> [Given exercise]
In the lines below, find how many contain the word "prioritization" and report that figure alone.

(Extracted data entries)
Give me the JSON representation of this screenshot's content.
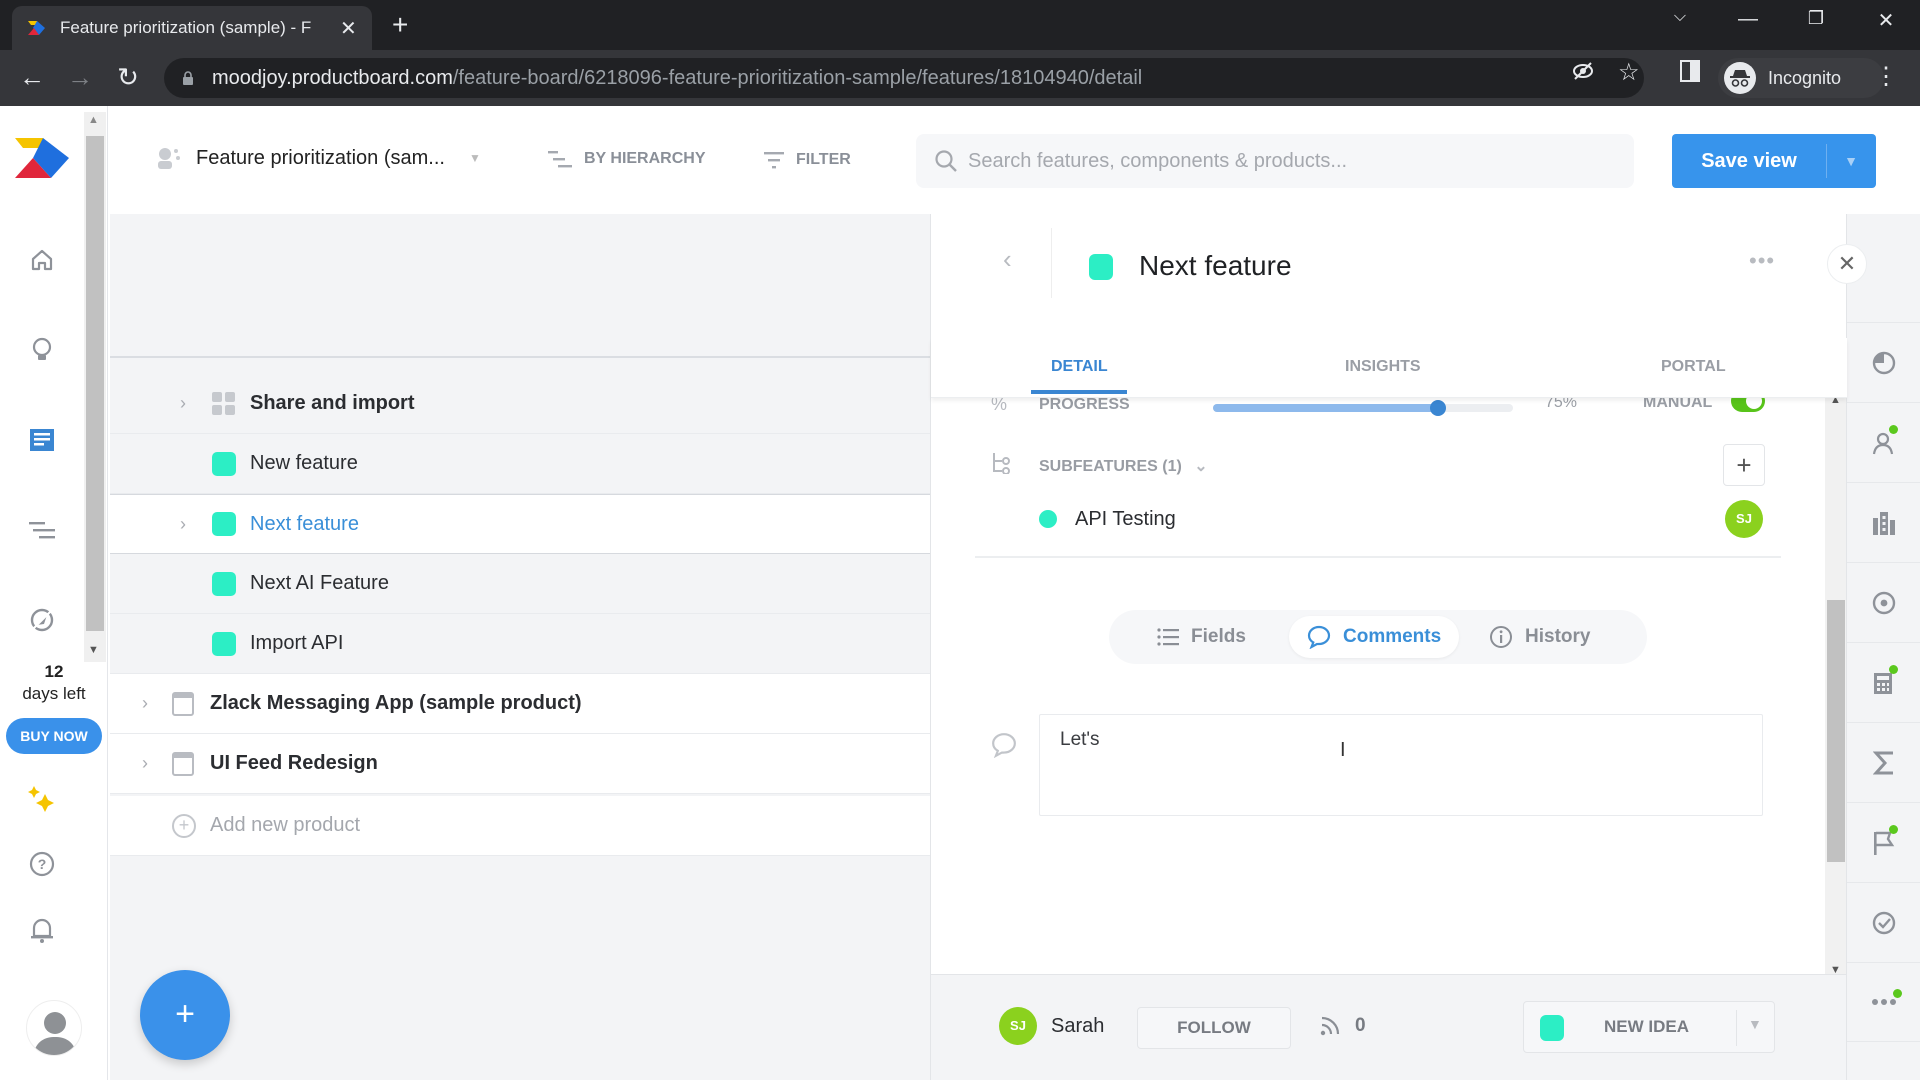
{
  "browser": {
    "tab_title": "Feature prioritization (sample) - F",
    "url_host": "moodjoy.productboard.com",
    "url_path": "/feature-board/6218096-feature-prioritization-sample/features/18104940/detail",
    "profile_label": "Incognito"
  },
  "leftnav": {
    "items": [
      {
        "icon": "home-icon"
      },
      {
        "icon": "lightbulb-icon"
      },
      {
        "icon": "features-board-icon",
        "active": true
      },
      {
        "icon": "roadmap-icon"
      },
      {
        "icon": "portal-icon"
      }
    ],
    "trial_days": "12",
    "trial_label": "days left",
    "buy_now_label": "BUY NOW"
  },
  "toolbar": {
    "board_name": "Feature prioritization (sam...",
    "group_by_label": "BY HIERARCHY",
    "filter_label": "FILTER",
    "search_placeholder": "Search features, components & products...",
    "save_view_label": "Save view"
  },
  "tree": {
    "rows": [
      {
        "label": "Share and import",
        "type": "component",
        "expandable": true
      },
      {
        "label": "New feature",
        "type": "feature",
        "expandable": false
      },
      {
        "label": "Next feature",
        "type": "feature",
        "expandable": true,
        "selected": true
      },
      {
        "label": "Next AI Feature",
        "type": "feature",
        "expandable": false
      },
      {
        "label": "Import API",
        "type": "feature",
        "expandable": false
      },
      {
        "label": "Zlack Messaging App (sample product)",
        "type": "product",
        "expandable": true
      },
      {
        "label": "UI Feed Redesign",
        "type": "product",
        "expandable": true
      }
    ],
    "add_product_label": "Add new product"
  },
  "detail": {
    "title": "Next feature",
    "status_color": "#2ceec5",
    "tabs": [
      {
        "label": "DETAIL",
        "active": true
      },
      {
        "label": "INSIGHTS",
        "active": false
      },
      {
        "label": "PORTAL",
        "active": false
      }
    ],
    "progress": {
      "label": "PROGRESS",
      "value": 0.75,
      "value_text": "75%",
      "mode_label": "MANUAL",
      "manual_enabled": true
    },
    "subfeatures": {
      "label": "SUBFEATURES (1)",
      "items": [
        {
          "label": "API Testing",
          "owner_initials": "SJ"
        }
      ]
    },
    "segments": [
      {
        "label": "Fields",
        "active": false
      },
      {
        "label": "Comments",
        "active": true
      },
      {
        "label": "History",
        "active": false
      }
    ],
    "comment_draft": "Let's"
  },
  "footer": {
    "owner_initials": "SJ",
    "owner_name": "Sarah",
    "follow_label": "FOLLOW",
    "insights_count": "0",
    "status_label": "NEW IDEA"
  },
  "colors": {
    "accent": "#3a91ea",
    "feature_status": "#2ceec5",
    "avatar_green": "#8bd11e",
    "indicator_green": "#5bc81e"
  }
}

> [The answer]
3